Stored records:
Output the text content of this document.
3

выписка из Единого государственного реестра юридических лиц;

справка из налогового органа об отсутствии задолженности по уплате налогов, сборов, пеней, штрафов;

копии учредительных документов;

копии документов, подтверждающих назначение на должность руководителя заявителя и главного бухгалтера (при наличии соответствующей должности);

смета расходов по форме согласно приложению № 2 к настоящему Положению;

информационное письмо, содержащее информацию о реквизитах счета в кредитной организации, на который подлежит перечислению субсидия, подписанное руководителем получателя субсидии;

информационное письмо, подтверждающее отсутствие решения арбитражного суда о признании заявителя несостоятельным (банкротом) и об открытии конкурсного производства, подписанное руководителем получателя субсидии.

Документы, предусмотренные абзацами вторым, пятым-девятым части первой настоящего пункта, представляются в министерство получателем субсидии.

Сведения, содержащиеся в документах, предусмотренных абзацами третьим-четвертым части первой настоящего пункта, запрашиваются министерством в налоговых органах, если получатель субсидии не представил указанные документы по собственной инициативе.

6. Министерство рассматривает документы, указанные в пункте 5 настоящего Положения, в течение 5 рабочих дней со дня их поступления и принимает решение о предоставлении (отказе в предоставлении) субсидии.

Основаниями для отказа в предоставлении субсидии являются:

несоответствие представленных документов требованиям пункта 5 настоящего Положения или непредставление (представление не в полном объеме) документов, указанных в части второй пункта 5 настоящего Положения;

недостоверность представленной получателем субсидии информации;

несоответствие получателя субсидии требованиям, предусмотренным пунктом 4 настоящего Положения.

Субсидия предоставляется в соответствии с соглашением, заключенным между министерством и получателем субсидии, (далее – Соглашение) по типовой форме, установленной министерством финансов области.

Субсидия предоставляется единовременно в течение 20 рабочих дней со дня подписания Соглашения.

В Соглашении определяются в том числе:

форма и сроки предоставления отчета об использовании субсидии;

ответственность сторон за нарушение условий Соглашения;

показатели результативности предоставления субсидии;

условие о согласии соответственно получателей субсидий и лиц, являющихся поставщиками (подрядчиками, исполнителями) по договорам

Problem requirements: Write out each line of the data that holds the string "субсидии".

Finished task:
информационное письмо, содержащее информацию о реквизитах счета в кредитной организации, на который подлежит перечислению субсидия, подписанное руководителем получателя субсидии;
информационное письмо, подтверждающее отсутствие решения арбитражного суда о признании заявителя несостоятельным (банкротом) и об открытии конкурсного производства, подписанное руководителем получателя субсидии.
Документы, предусмотренные абзацами вторым, пятым-девятым части первой настоящего пункта, представляются в министерство получателем субсидии.
Сведения, содержащиеся в документах, предусмотренных абзацами третьим-четвертым части первой настоящего пункта, запрашиваются министерством в налоговых органах, если получатель субсидии не представил указанные документы по собственной инициативе.
6. Министерство рассматривает документы, указанные в пункте 5 настоящего Положения, в течение 5 рабочих дней со дня их поступления и принимает решение о предоставлении (отказе в предоставлении) субсидии.
Основаниями для отказа в предоставлении субсидии являются:
недостоверность представленной получателем субсидии информации;
несоответствие получателя субсидии требованиям, предусмотренным пунктом 4 настоящего Положения.
Субсидия предоставляется в соответствии с соглашением, заключенным между министерством и получателем субсидии, (далее – Соглашение) по типовой форме, установленной министерством финансов области.
форма и сроки предоставления отчета об использовании субсидии;
показатели результативности предоставления субсидии;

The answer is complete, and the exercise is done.